[Entries taken from a collection]
──────────────────────────────

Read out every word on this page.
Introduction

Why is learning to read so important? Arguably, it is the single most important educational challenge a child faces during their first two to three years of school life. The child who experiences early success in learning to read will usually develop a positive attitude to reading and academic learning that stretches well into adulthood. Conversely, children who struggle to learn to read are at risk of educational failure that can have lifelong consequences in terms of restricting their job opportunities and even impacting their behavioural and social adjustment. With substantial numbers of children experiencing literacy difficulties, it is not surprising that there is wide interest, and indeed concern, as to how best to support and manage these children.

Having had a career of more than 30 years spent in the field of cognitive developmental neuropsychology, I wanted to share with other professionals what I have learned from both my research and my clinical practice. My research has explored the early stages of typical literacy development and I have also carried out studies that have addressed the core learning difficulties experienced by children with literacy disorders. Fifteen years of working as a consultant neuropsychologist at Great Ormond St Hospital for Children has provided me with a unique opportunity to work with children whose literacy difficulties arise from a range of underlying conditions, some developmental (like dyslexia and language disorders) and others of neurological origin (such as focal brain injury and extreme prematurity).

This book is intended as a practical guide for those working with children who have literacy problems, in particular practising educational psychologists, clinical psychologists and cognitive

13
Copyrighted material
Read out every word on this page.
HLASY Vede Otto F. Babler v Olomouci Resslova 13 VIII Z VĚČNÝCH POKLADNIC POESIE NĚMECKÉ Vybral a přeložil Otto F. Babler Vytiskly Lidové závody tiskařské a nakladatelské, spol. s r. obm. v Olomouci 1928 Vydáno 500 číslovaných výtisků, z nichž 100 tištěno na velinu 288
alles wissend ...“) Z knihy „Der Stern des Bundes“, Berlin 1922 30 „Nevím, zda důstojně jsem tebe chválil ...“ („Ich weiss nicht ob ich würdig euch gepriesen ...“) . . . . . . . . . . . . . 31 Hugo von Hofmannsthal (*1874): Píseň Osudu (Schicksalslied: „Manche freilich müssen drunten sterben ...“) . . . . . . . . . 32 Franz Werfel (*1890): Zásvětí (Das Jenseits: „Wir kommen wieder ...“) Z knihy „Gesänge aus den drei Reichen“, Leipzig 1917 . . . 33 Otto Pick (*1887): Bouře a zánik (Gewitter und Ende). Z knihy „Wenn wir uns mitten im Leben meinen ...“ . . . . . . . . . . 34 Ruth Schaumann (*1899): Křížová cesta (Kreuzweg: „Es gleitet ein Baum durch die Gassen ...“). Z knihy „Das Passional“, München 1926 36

──────────────────────────────

# [Exercise]
Repeat each record in full; every line must match exactly.

# [Solution to this exercise]
Read out every word on this page.
Introduction

Why is learning to read so important? Arguably, it is the single most important educational challenge a child faces during their first two to three years of school life. The child who experiences early success in learning to read will usually develop a positive attitude to reading and academic learning that stretches well into adulthood. Conversely, children who struggle to learn to read are at risk of educational failure that can have lifelong consequences in terms of restricting their job opportunities and even impacting their behavioural and social adjustment. With substantial numbers of children experiencing literacy difficulties, it is not surprising that there is wide interest, and indeed concern, as to how best to support and manage these children.

Having had a career of more than 30 years spent in the field of cognitive developmental neuropsychology, I wanted to share with other professionals what I have learned from both my research and my clinical practice. My research has explored the early stages of typical literacy development and I have also carried out studies that have addressed the core learning difficulties experienced by children with literacy disorders. Fifteen years of working as a consultant neuropsychologist at Great Ormond St Hospital for Children has provided me with a unique opportunity to work with children whose literacy difficulties arise from a range of underlying conditions, some developmental (like dyslexia and language disorders) and others of neurological origin (such as focal brain injury and extreme prematurity).

This book is intended as a practical guide for those working with children who have literacy problems, in particular practising educational psychologists, clinical psychologists and cognitive

13
Copyrighted material
Read out every word on this page.
HLASY Vede Otto F. Babler v Olomouci Resslova 13 VIII Z VĚČNÝCH POKLADNIC POESIE NĚMECKÉ Vybral a přeložil Otto F. Babler Vytiskly Lidové závody tiskařské a nakladatelské, spol. s r. obm. v Olomouci 1928 Vydáno 500 číslovaných výtisků, z nichž 100 tištěno na velinu 288
alles wissend ...“) Z knihy „Der Stern des Bundes“, Berlin 1922 30 „Nevím, zda důstojně jsem tebe chválil ...“ („Ich weiss nicht ob ich würdig euch gepriesen ...“) . . . . . . . . . . . . . 31 Hugo von Hofmannsthal (*1874): Píseň Osudu (Schicksalslied: „Manche freilich müssen drunten sterben ...“) . . . . . . . . . 32 Franz Werfel (*1890): Zásvětí (Das Jenseits: „Wir kommen wieder ...“) Z knihy „Gesänge aus den drei Reichen“, Leipzig 1917 . . . 33 Otto Pick (*1887): Bouře a zánik (Gewitter und Ende). Z knihy „Wenn wir uns mitten im Leben meinen ...“ . . . . . . . . . . 34 Ruth Schaumann (*1899): Křížová cesta (Kreuzweg: „Es gleitet ein Baum durch die Gassen ...“). Z knihy „Das Passional“, München 1926 36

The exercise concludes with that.